— Start —
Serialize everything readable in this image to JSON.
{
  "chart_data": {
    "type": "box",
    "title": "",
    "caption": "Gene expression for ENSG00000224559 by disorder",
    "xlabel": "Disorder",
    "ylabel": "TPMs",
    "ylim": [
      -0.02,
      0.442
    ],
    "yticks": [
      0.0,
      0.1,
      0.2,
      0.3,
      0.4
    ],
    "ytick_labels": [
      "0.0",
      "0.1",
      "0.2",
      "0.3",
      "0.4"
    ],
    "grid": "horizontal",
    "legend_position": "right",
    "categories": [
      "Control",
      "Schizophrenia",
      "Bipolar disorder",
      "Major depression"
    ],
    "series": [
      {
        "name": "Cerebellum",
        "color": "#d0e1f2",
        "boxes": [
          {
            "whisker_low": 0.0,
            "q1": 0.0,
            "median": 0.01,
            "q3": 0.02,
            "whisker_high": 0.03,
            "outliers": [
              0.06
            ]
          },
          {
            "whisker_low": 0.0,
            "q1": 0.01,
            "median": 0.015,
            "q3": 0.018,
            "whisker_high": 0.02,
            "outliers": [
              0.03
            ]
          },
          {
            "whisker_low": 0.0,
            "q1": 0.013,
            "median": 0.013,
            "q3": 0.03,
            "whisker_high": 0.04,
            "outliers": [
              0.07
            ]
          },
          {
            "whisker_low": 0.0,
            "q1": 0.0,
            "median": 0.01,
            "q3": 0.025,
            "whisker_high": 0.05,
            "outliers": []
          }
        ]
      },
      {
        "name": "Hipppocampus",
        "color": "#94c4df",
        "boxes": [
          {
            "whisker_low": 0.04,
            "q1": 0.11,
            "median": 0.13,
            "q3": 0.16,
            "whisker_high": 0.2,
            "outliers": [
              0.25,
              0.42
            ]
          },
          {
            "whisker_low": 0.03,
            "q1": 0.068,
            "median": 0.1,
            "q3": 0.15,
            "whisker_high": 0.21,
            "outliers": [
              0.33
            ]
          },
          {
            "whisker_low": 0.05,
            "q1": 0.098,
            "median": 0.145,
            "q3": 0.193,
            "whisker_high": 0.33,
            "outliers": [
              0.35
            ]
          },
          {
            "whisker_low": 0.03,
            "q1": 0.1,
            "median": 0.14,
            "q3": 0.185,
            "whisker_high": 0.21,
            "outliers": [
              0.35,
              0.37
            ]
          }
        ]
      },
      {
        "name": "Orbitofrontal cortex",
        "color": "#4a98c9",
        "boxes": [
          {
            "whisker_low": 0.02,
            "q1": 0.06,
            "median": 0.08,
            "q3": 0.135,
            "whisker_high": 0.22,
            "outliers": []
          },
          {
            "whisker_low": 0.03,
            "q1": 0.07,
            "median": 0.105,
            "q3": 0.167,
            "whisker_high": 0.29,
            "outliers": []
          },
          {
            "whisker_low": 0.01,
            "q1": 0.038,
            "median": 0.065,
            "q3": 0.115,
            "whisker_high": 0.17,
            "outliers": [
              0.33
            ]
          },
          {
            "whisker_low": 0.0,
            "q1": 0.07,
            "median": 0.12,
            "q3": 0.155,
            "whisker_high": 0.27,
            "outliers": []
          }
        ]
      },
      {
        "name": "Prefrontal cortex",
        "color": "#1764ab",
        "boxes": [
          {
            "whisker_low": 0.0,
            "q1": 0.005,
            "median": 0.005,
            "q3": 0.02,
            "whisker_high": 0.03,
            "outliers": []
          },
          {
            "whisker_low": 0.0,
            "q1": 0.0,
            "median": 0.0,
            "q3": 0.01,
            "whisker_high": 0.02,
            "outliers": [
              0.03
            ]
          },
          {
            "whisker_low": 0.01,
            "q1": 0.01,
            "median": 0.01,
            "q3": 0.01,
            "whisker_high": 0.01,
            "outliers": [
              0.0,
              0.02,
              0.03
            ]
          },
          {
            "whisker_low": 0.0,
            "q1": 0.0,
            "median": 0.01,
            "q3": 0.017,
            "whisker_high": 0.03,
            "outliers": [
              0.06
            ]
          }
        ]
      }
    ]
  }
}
— End —
● **What you are asked to do**: Return all the data exactly as given.

● **Response to this task**:
Serialize everything readable in this image to JSON.
{
  "chart_data": {
    "type": "box",
    "title": "",
    "caption": "Gene expression for ENSG00000224559 by disorder",
    "xlabel": "Disorder",
    "ylabel": "TPMs",
    "ylim": [
      -0.02,
      0.442
    ],
    "yticks": [
      0.0,
      0.1,
      0.2,
      0.3,
      0.4
    ],
    "ytick_labels": [
      "0.0",
      "0.1",
      "0.2",
      "0.3",
      "0.4"
    ],
    "grid": "horizontal",
    "legend_position": "right",
    "categories": [
      "Control",
      "Schizophrenia",
      "Bipolar disorder",
      "Major depression"
    ],
    "series": [
      {
        "name": "Cerebellum",
        "color": "#d0e1f2",
        "boxes": [
          {
            "whisker_low": 0.0,
            "q1": 0.0,
            "median": 0.01,
            "q3": 0.02,
            "whisker_high": 0.03,
            "outliers": [
              0.06
            ]
          },
          {
            "whisker_low": 0.0,
            "q1": 0.01,
            "median": 0.015,
            "q3": 0.018,
            "whisker_high": 0.02,
            "outliers": [
              0.03
            ]
          },
          {
            "whisker_low": 0.0,
            "q1": 0.013,
            "median": 0.013,
            "q3": 0.03,
            "whisker_high": 0.04,
            "outliers": [
              0.07
            ]
          },
          {
            "whisker_low": 0.0,
            "q1": 0.0,
            "median": 0.01,
            "q3": 0.025,
            "whisker_high": 0.05,
            "outliers": []
          }
        ]
      },
      {
        "name": "Hipppocampus",
        "color": "#94c4df",
        "boxes": [
          {
            "whisker_low": 0.04,
            "q1": 0.11,
            "median": 0.13,
            "q3": 0.16,
            "whisker_high": 0.2,
            "outliers": [
              0.25,
              0.42
            ]
          },
          {
            "whisker_low": 0.03,
            "q1": 0.068,
            "median": 0.1,
            "q3": 0.15,
            "whisker_high": 0.21,
            "outliers": [
              0.33
            ]
          },
          {
            "whisker_low": 0.05,
            "q1": 0.098,
            "median": 0.145,
            "q3": 0.193,
            "whisker_high": 0.33,
            "outliers": [
              0.35
            ]
          },
          {
            "whisker_low": 0.03,
            "q1": 0.1,
            "median": 0.14,
            "q3": 0.185,
            "whisker_high": 0.21,
            "outliers": [
              0.35,
              0.37
            ]
          }
        ]
      },
      {
        "name": "Orbitofrontal cortex",
        "color": "#4a98c9",
        "boxes": [
          {
            "whisker_low": 0.02,
            "q1": 0.06,
            "median": 0.08,
            "q3": 0.135,
            "whisker_high": 0.22,
            "outliers": []
          },
          {
            "whisker_low": 0.03,
            "q1": 0.07,
            "median": 0.105,
            "q3": 0.167,
            "whisker_high": 0.29,
            "outliers": []
          },
          {
            "whisker_low": 0.01,
            "q1": 0.038,
            "median": 0.065,
            "q3": 0.115,
            "whisker_high": 0.17,
            "outliers": [
              0.33
            ]
          },
          {
            "whisker_low": 0.0,
            "q1": 0.07,
            "median": 0.12,
            "q3": 0.155,
            "whisker_high": 0.27,
            "outliers": []
          }
        ]
      },
      {
        "name": "Prefrontal cortex",
        "color": "#1764ab",
        "boxes": [
          {
            "whisker_low": 0.0,
            "q1": 0.005,
            "median": 0.005,
            "q3": 0.02,
            "whisker_high": 0.03,
            "outliers": []
          },
          {
            "whisker_low": 0.0,
            "q1": 0.0,
            "median": 0.0,
            "q3": 0.01,
            "whisker_high": 0.02,
            "outliers": [
              0.03
            ]
          },
          {
            "whisker_low": 0.01,
            "q1": 0.01,
            "median": 0.01,
            "q3": 0.01,
            "whisker_high": 0.01,
            "outliers": [
              0.0,
              0.02,
              0.03
            ]
          },
          {
            "whisker_low": 0.0,
            "q1": 0.0,
            "median": 0.01,
            "q3": 0.017,
            "whisker_high": 0.03,
            "outliers": [
              0.06
            ]
          }
        ]
      }
    ]
  }
}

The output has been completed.